> TO BE DONE: Reproduce each line of the material precisely.

========================================================================

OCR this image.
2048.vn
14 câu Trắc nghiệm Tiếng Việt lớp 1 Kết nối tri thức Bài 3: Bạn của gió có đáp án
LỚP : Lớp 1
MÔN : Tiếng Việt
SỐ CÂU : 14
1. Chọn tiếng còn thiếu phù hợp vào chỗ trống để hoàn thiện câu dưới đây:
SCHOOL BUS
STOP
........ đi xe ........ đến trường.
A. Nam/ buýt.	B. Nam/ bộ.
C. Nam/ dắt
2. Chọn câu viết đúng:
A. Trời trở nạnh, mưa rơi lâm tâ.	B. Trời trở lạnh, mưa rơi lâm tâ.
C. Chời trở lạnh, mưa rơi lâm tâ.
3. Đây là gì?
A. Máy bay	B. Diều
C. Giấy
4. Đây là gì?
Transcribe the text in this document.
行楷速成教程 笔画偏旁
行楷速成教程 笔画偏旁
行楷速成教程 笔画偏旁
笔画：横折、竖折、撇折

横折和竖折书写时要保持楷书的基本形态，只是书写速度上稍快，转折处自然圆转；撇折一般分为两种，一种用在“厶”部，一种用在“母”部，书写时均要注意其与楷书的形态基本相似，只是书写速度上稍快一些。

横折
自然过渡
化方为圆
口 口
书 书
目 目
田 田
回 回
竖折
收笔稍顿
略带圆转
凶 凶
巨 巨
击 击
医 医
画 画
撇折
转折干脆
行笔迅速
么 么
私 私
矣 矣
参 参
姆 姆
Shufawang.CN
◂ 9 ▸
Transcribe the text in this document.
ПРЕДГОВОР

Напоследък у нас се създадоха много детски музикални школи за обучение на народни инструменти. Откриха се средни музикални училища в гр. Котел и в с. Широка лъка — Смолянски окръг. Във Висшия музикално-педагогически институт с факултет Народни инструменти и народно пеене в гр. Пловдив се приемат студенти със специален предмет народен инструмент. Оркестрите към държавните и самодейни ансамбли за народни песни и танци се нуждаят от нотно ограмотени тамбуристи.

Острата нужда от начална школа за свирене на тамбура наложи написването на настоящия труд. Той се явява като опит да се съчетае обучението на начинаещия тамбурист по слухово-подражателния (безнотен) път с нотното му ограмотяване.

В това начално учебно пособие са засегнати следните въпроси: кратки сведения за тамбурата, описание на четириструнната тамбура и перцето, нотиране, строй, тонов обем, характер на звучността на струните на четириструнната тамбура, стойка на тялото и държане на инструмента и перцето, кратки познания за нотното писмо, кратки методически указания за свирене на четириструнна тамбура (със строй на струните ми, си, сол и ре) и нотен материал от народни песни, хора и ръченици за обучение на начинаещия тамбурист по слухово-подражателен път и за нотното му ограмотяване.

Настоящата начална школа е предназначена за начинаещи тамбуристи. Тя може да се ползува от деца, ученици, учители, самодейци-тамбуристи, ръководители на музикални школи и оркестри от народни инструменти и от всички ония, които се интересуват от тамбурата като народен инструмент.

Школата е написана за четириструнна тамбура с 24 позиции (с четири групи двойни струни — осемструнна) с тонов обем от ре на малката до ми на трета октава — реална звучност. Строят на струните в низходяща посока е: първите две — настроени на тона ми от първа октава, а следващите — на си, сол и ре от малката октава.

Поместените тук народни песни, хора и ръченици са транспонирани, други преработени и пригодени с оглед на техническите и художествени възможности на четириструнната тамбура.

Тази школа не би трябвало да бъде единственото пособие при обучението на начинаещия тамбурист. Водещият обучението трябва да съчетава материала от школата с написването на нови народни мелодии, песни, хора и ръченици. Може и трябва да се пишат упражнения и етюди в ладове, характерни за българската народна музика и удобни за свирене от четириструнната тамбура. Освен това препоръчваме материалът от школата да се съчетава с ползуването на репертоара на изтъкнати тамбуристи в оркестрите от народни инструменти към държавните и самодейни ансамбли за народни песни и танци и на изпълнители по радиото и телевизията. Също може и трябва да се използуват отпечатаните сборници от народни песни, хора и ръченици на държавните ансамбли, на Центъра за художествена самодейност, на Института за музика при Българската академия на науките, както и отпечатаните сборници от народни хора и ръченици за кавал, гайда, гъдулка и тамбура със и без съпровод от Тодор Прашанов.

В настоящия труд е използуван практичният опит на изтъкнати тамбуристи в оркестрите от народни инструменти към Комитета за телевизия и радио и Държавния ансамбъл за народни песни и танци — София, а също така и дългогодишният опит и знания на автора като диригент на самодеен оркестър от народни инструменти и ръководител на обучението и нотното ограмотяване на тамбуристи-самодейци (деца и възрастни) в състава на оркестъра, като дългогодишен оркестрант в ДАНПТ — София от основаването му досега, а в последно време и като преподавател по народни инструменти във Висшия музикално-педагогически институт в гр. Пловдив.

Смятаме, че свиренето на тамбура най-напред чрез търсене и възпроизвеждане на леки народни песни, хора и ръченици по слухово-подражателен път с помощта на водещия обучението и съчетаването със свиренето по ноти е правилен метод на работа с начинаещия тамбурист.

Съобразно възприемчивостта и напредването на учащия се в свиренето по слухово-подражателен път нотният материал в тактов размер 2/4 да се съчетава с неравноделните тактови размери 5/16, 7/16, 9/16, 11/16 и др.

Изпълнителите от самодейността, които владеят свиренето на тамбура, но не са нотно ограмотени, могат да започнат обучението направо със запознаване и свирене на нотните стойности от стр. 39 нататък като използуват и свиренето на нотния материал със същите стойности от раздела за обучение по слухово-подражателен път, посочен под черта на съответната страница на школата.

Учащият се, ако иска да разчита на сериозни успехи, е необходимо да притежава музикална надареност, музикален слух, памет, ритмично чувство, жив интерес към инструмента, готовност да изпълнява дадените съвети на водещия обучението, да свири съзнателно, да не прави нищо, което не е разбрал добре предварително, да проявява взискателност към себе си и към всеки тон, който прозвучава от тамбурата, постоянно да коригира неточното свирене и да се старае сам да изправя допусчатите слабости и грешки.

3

========================================================================

> PROBLEM SOLUTION:
OCR this image.
2048.vn
14 câu Trắc nghiệm Tiếng Việt lớp 1 Kết nối tri thức Bài 3: Bạn của gió có đáp án
LỚP : Lớp 1
MÔN : Tiếng Việt
SỐ CÂU : 14
1. Chọn tiếng còn thiếu phù hợp vào chỗ trống để hoàn thiện câu dưới đây:
SCHOOL BUS
STOP
........ đi xe ........ đến trường.
A. Nam/ buýt.	B. Nam/ bộ.
C. Nam/ dắt
2. Chọn câu viết đúng:
A. Trời trở nạnh, mưa rơi lâm tâ.	B. Trời trở lạnh, mưa rơi lâm tâ.
C. Chời trở lạnh, mưa rơi lâm tâ.
3. Đây là gì?
A. Máy bay	B. Diều
C. Giấy
4. Đây là gì?
Transcribe the text in this document.
行楷速成教程 笔画偏旁
行楷速成教程 笔画偏旁
行楷速成教程 笔画偏旁
笔画：横折、竖折、撇折

横折和竖折书写时要保持楷书的基本形态，只是书写速度上稍快，转折处自然圆转；撇折一般分为两种，一种用在“厶”部，一种用在“母”部，书写时均要注意其与楷书的形态基本相似，只是书写速度上稍快一些。

横折
自然过渡
化方为圆
口 口
书 书
目 目
田 田
回 回
竖折
收笔稍顿
略带圆转
凶 凶
巨 巨
击 击
医 医
画 画
撇折
转折干脆
行笔迅速
么 么
私 私
矣 矣
参 参
姆 姆
Shufawang.CN
◂ 9 ▸
Transcribe the text in this document.
ПРЕДГОВОР

Напоследък у нас се създадоха много детски музикални школи за обучение на народни инструменти. Откриха се средни музикални училища в гр. Котел и в с. Широка лъка — Смолянски окръг. Във Висшия музикално-педагогически институт с факултет Народни инструменти и народно пеене в гр. Пловдив се приемат студенти със специален предмет народен инструмент. Оркестрите към държавните и самодейни ансамбли за народни песни и танци се нуждаят от нотно ограмотени тамбуристи.

Острата нужда от начална школа за свирене на тамбура наложи написването на настоящия труд. Той се явява като опит да се съчетае обучението на начинаещия тамбурист по слухово-подражателния (безнотен) път с нотното му ограмотяване.

В това начално учебно пособие са засегнати следните въпроси: кратки сведения за тамбурата, описание на четириструнната тамбура и перцето, нотиране, строй, тонов обем, характер на звучността на струните на четириструнната тамбура, стойка на тялото и държане на инструмента и перцето, кратки познания за нотното писмо, кратки методически указания за свирене на четириструнна тамбура (със строй на струните ми, си, сол и ре) и нотен материал от народни песни, хора и ръченици за обучение на начинаещия тамбурист по слухово-подражателен път и за нотното му ограмотяване.

Настоящата начална школа е предназначена за начинаещи тамбуристи. Тя може да се ползува от деца, ученици, учители, самодейци-тамбуристи, ръководители на музикални школи и оркестри от народни инструменти и от всички ония, които се интересуват от тамбурата като народен инструмент.

Школата е написана за четириструнна тамбура с 24 позиции (с четири групи двойни струни — осемструнна) с тонов обем от ре на малката до ми на трета октава — реална звучност. Строят на струните в низходяща посока е: първите две — настроени на тона ми от първа октава, а следващите — на си, сол и ре от малката октава.

Поместените тук народни песни, хора и ръченици са транспонирани, други преработени и пригодени с оглед на техническите и художествени възможности на четириструнната тамбура.

Тази школа не би трябвало да бъде единственото пособие при обучението на начинаещия тамбурист. Водещият обучението трябва да съчетава материала от школата с написването на нови народни мелодии, песни, хора и ръченици. Може и трябва да се пишат упражнения и етюди в ладове, характерни за българската народна музика и удобни за свирене от четириструнната тамбура. Освен това препоръчваме материалът от школата да се съчетава с ползуването на репертоара на изтъкнати тамбуристи в оркестрите от народни инструменти към държавните и самодейни ансамбли за народни песни и танци и на изпълнители по радиото и телевизията. Също може и трябва да се използуват отпечатаните сборници от народни песни, хора и ръченици на държавните ансамбли, на Центъра за художествена самодейност, на Института за музика при Българската академия на науките, както и отпечатаните сборници от народни хора и ръченици за кавал, гайда, гъдулка и тамбура със и без съпровод от Тодор Прашанов.

В настоящия труд е използуван практичният опит на изтъкнати тамбуристи в оркестрите от народни инструменти към Комитета за телевизия и радио и Държавния ансамбъл за народни песни и танци — София, а също така и дългогодишният опит и знания на автора като диригент на самодеен оркестър от народни инструменти и ръководител на обучението и нотното ограмотяване на тамбуристи-самодейци (деца и възрастни) в състава на оркестъра, като дългогодишен оркестрант в ДАНПТ — София от основаването му досега, а в последно време и като преподавател по народни инструменти във Висшия музикално-педагогически институт в гр. Пловдив.

Смятаме, че свиренето на тамбура най-напред чрез търсене и възпроизвеждане на леки народни песни, хора и ръченици по слухово-подражателен път с помощта на водещия обучението и съчетаването със свиренето по ноти е правилен метод на работа с начинаещия тамбурист.

Съобразно възприемчивостта и напредването на учащия се в свиренето по слухово-подражателен път нотният материал в тактов размер 2/4 да се съчетава с неравноделните тактови размери 5/16, 7/16, 9/16, 11/16 и др.

Изпълнителите от самодейността, които владеят свиренето на тамбура, но не са нотно ограмотени, могат да започнат обучението направо със запознаване и свирене на нотните стойности от стр. 39 нататък като използуват и свиренето на нотния материал със същите стойности от раздела за обучение по слухово-подражателен път, посочен под черта на съответната страница на школата.

Учащият се, ако иска да разчита на сериозни успехи, е необходимо да притежава музикална надареност, музикален слух, памет, ритмично чувство, жив интерес към инструмента, готовност да изпълнява дадените съвети на водещия обучението, да свири съзнателно, да не прави нищо, което не е разбрал добре предварително, да проявява взискателност към себе си и към всеки тон, който прозвучава от тамбурата, постоянно да коригира неточното свирене и да се старае сам да изправя допусчатите слабости и грешки.

3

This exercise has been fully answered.